▸ Stored rows:
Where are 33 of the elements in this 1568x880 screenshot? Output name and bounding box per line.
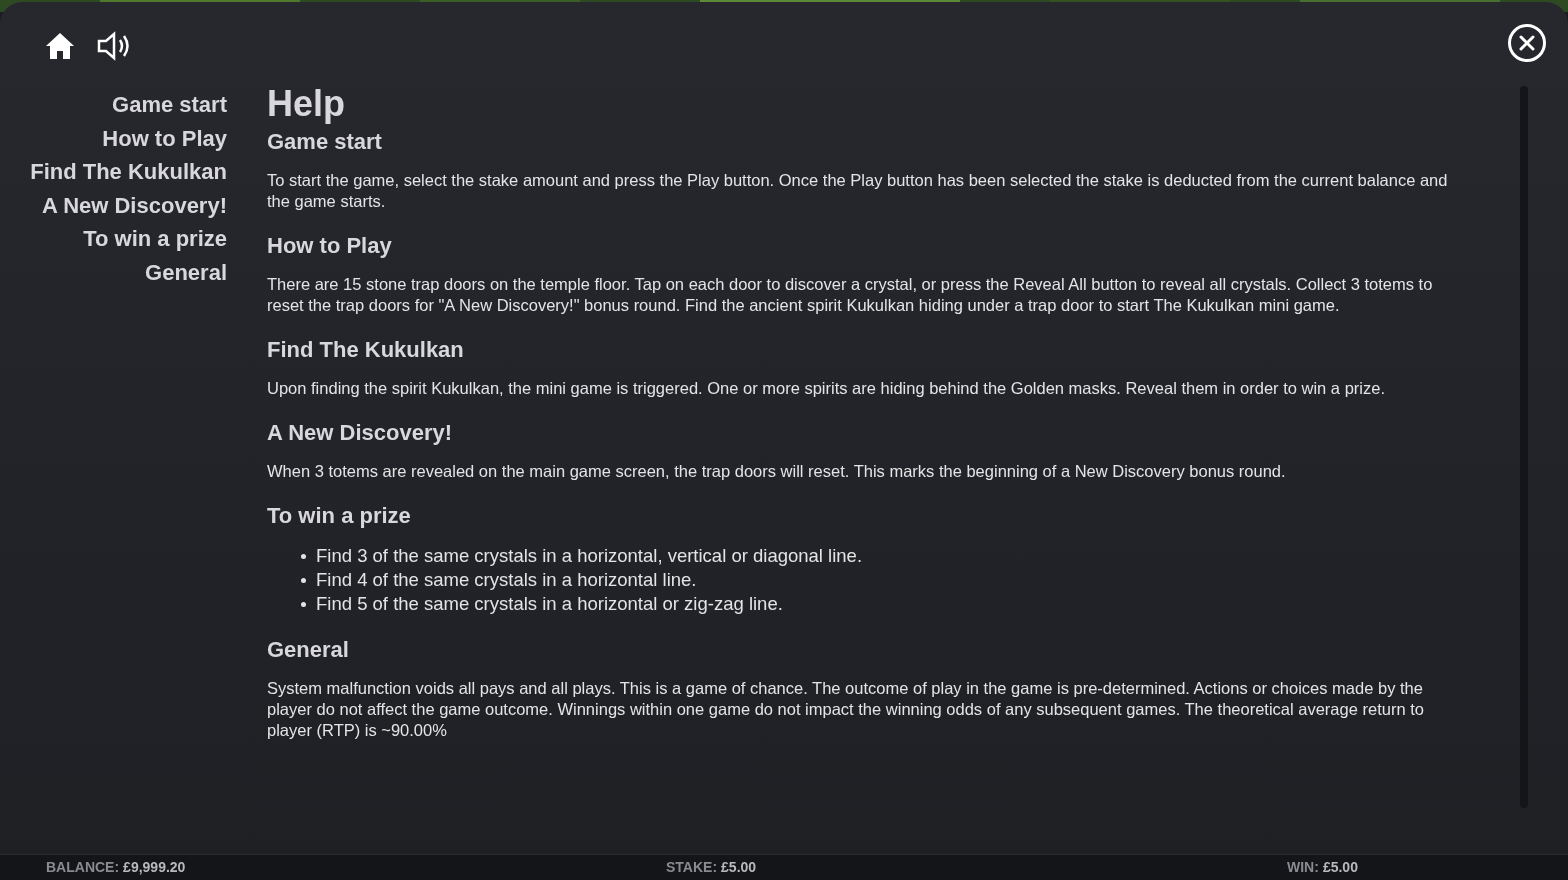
- bullet-icon: [301, 601, 306, 607]
- nav-link[interactable]: To win a prize: [83, 222, 227, 256]
- nav-link[interactable]: General: [145, 255, 227, 289]
- status-label: STAKE:: [666, 858, 718, 877]
- section-text: System malfunction voids all pays and all plays. This is a game of chance. The outcome of play in the game is pre-determined. Actions or choices made by the player do not affect the game outcome. Winnings within one game do not impact the winning odds of any subsequent games. The theoretical average return to player (RTP) is ~90.00%: [267, 678, 1425, 741]
- home-icon[interactable]: [44, 31, 76, 61]
- list-item-text: Find 5 of the same crystals in a horizontal or zig-zag line.: [316, 592, 783, 617]
- section-text: When 3 totems are revealed on the main game screen, the trap doors will reset. This marks the beginning of a New Discovery bonus round.: [267, 461, 1287, 482]
- status-value: £5.00: [721, 858, 757, 877]
- close-icon: [1519, 35, 1535, 51]
- section-heading: A New Discovery!: [267, 419, 454, 447]
- status-label: WIN:: [1287, 858, 1319, 877]
- list-item-text: Find 3 of the same crystals in a horizontal, vertical or diagonal line.: [316, 544, 863, 569]
- help-title: Help: [267, 82, 346, 126]
- section-heading: General: [267, 636, 350, 664]
- section-text: Upon finding the spirit Kukulkan, the mini game is triggered. One or more spirits are hiding behind the Golden masks. Reveal them in order to win a prize.: [267, 378, 1386, 399]
- bullet-icon: [301, 553, 306, 559]
- status-value: £9,999.20: [123, 858, 186, 877]
- nav-link[interactable]: Find The Kukulkan: [30, 155, 227, 189]
- section-text: To start the game, select the stake amount and press the Play button. Once the Play button has been selected the stake is deducted from the current balance and the game starts.: [267, 170, 1449, 212]
- section-heading: Find The Kukulkan: [267, 336, 465, 364]
- close-button[interactable]: [1508, 24, 1546, 62]
- list-item-text: Find 4 of the same crystals in a horizontal line.: [316, 568, 697, 593]
- section-heading: Game start: [267, 128, 383, 156]
- nav-link[interactable]: How to Play: [102, 121, 227, 155]
- section-text: There are 15 stone trap doors on the temple floor. Tap on each door to discover a crystal, or press the Reveal All button to reveal all crystals. Collect 3 totems to reset the trap doors for "A New Discovery!" bonus round. Find the ancient spirit Kukulkan hiding under a trap door to start The Kukulkan mini game.: [267, 274, 1434, 316]
- section-heading: To win a prize: [267, 502, 412, 530]
- nav-link[interactable]: A New Discovery!: [41, 188, 227, 222]
- bullet-icon: [301, 577, 306, 583]
- status-label: BALANCE:: [46, 858, 120, 877]
- nav-link[interactable]: Game start: [112, 88, 227, 122]
- status-value: £5.00: [1322, 858, 1358, 877]
- section-heading: How to Play: [267, 232, 393, 260]
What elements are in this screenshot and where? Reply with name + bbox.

▸ Problem:
Identify every line in the records above that contains the string "General", matching case exactly, and copy each of those lines in full.

▸ Exercise answer:
- nav-link[interactable]: General: [145, 255, 227, 289]
- section-heading: General: [267, 636, 350, 664]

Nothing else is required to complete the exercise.